** Begin Data to process **
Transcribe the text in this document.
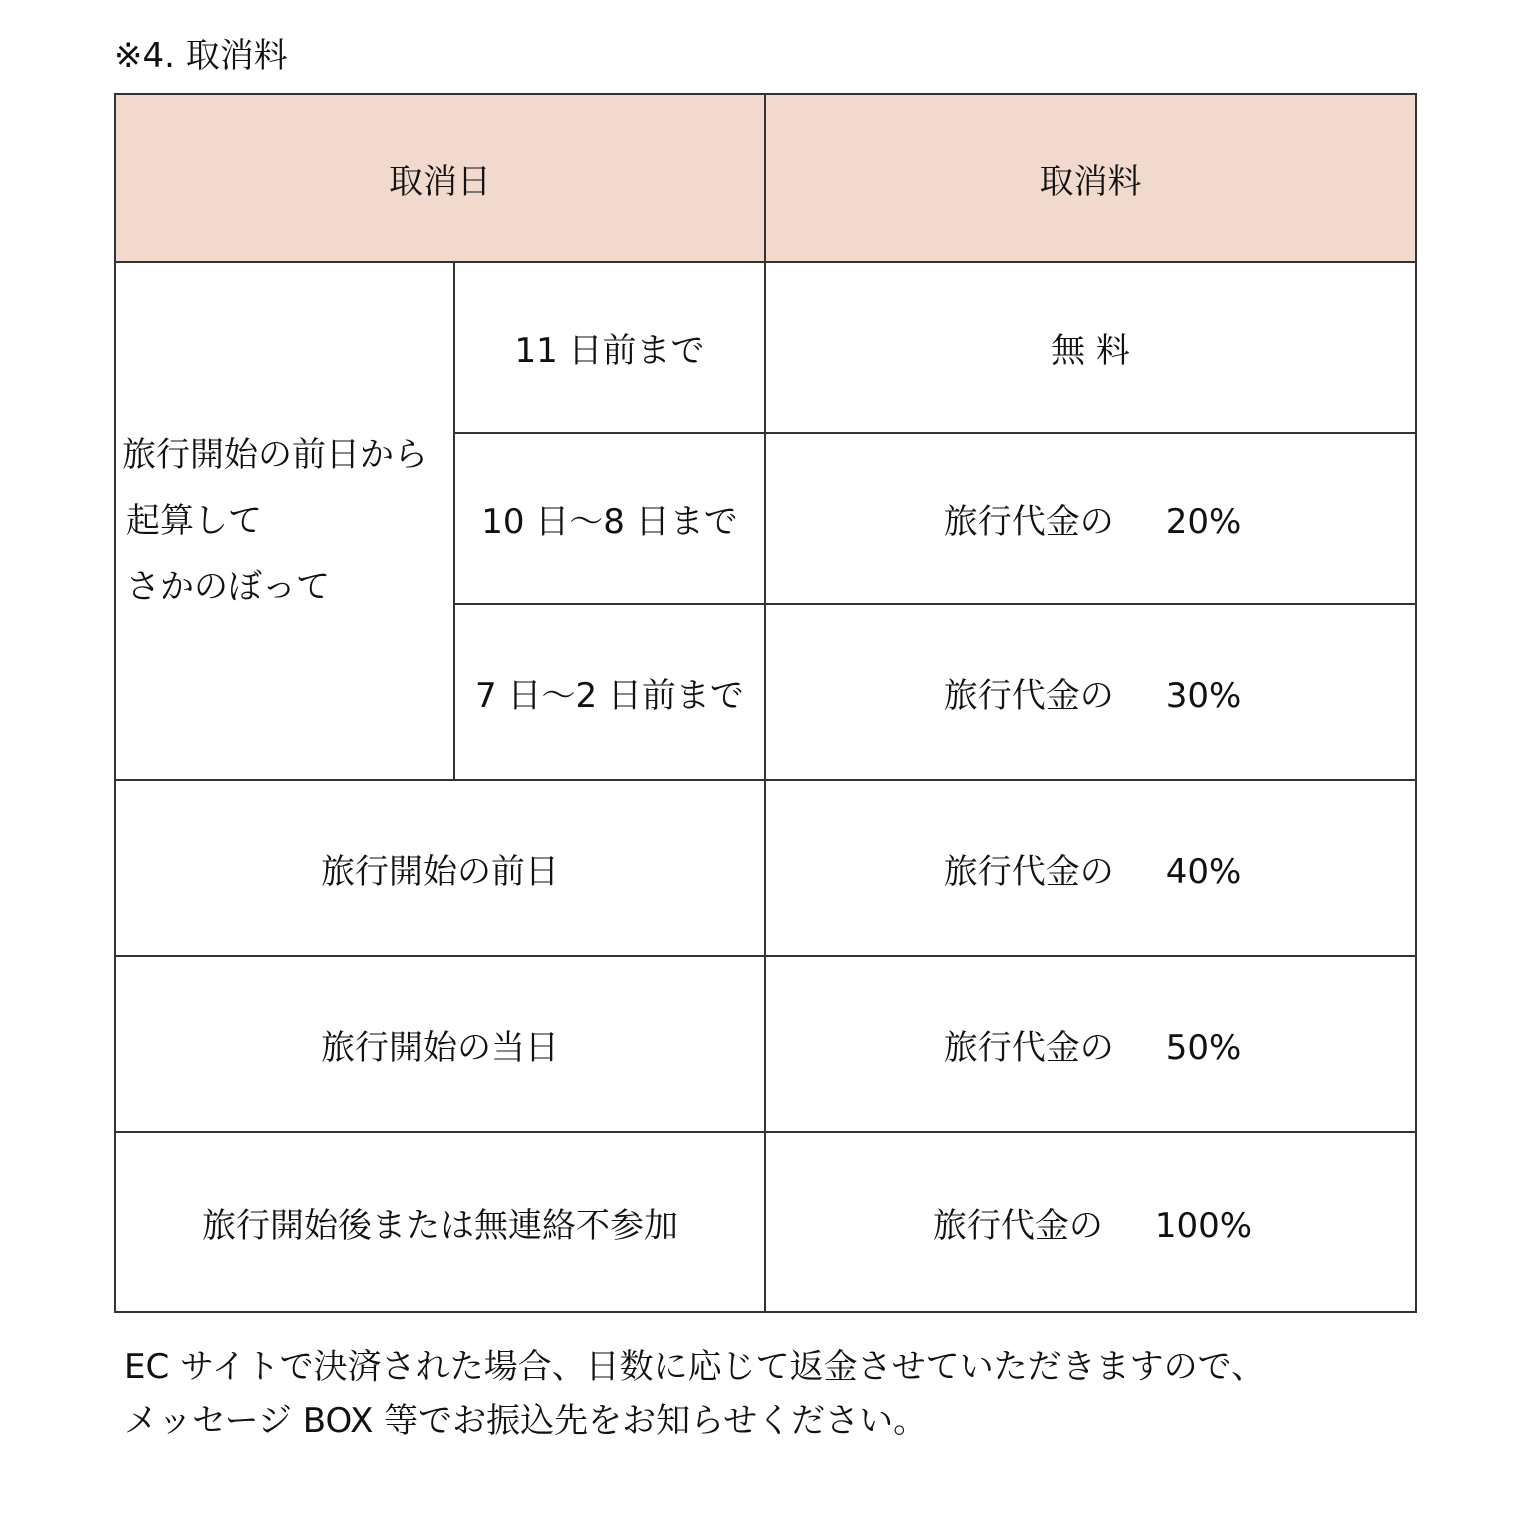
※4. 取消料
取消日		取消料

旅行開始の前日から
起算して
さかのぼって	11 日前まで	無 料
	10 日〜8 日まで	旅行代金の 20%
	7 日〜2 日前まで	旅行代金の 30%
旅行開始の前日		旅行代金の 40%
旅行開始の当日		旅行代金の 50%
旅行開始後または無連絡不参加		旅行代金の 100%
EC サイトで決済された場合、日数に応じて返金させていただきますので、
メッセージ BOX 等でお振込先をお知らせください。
** End Data to process **
What needs to be done. Copy the records above exactly. The pictures are not part of the copy.

Result of the task.
Transcribe the text in this document.
※4. 取消料
取消日		取消料

旅行開始の前日から
起算して
さかのぼって	11 日前まで	無 料
	10 日〜8 日まで	旅行代金の 20%
	7 日〜2 日前まで	旅行代金の 30%
旅行開始の前日		旅行代金の 40%
旅行開始の当日		旅行代金の 50%
旅行開始後または無連絡不参加		旅行代金の 100%
EC サイトで決済された場合、日数に応じて返金させていただきますので、
メッセージ BOX 等でお振込先をお知らせください。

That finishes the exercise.